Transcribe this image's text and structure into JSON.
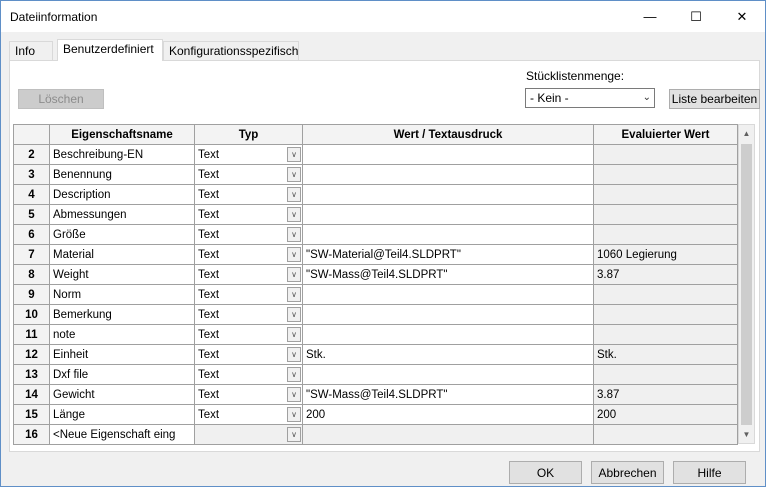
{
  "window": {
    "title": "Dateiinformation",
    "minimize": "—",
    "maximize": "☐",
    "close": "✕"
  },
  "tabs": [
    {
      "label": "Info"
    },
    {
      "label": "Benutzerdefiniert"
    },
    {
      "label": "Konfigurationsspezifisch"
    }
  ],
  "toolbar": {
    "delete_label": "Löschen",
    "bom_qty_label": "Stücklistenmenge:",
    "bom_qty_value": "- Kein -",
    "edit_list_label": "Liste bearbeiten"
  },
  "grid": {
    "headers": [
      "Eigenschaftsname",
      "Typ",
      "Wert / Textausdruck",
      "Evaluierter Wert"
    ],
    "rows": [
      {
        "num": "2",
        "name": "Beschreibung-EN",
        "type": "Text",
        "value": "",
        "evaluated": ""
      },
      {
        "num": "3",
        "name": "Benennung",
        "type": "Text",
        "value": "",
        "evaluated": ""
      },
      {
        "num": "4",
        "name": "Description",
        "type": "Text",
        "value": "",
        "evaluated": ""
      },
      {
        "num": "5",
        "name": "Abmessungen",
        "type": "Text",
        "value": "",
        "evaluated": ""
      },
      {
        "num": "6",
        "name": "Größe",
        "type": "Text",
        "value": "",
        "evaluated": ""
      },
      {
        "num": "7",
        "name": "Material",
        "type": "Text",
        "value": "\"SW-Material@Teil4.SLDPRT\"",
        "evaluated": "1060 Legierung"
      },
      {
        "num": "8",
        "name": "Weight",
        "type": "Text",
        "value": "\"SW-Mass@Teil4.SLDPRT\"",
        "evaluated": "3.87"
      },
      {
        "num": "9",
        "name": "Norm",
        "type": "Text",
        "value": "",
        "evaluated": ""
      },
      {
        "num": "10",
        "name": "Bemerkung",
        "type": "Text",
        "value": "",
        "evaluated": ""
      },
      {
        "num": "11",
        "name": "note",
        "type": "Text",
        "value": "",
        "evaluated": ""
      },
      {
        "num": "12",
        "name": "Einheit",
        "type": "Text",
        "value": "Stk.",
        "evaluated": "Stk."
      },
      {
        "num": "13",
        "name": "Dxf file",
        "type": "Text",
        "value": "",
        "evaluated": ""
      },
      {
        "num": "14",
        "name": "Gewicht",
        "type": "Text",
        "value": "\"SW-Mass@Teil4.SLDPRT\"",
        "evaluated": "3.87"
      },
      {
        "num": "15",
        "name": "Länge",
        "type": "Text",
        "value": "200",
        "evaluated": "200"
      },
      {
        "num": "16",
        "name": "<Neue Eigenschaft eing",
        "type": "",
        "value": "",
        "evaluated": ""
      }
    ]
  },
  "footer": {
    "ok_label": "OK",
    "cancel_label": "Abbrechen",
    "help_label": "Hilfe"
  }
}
########################################
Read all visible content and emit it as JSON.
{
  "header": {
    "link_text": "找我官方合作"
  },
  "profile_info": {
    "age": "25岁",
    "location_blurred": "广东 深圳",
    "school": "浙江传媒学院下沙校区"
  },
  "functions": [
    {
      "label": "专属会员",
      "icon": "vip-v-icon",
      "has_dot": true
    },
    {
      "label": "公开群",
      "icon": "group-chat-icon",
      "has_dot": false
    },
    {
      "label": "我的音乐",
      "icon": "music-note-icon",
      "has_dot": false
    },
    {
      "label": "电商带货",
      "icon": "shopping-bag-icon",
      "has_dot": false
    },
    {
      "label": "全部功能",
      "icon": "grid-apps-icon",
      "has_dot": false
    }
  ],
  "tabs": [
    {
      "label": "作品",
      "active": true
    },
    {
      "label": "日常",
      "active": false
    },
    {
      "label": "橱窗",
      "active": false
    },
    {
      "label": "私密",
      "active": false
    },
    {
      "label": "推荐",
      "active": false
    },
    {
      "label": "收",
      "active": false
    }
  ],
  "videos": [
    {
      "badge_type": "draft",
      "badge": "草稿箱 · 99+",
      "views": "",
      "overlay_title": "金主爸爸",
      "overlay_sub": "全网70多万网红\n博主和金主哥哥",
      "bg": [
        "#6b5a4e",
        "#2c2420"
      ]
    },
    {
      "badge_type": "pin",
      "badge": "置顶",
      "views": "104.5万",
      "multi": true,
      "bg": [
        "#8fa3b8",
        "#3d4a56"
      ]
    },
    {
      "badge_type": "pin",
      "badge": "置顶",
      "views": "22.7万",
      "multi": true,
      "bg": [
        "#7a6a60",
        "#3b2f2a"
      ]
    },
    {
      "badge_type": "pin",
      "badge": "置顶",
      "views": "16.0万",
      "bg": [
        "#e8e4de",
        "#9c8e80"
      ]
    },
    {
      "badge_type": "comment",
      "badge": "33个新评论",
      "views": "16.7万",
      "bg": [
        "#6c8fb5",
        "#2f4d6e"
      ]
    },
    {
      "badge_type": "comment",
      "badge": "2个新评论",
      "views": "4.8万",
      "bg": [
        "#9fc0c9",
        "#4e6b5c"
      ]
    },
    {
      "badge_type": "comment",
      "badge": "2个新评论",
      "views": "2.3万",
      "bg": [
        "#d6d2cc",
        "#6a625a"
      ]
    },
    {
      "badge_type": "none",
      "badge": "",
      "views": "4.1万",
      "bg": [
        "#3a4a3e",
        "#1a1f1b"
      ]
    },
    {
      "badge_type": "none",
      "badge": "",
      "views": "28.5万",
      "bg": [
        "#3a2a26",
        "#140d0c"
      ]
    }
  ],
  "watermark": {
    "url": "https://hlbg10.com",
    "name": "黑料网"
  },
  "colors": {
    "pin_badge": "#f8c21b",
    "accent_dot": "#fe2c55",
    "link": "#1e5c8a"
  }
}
########################################
- _Required task_: Work out how many lines of the data hold the string "true". Reply with that number alone.

- _Answer to this task_: 4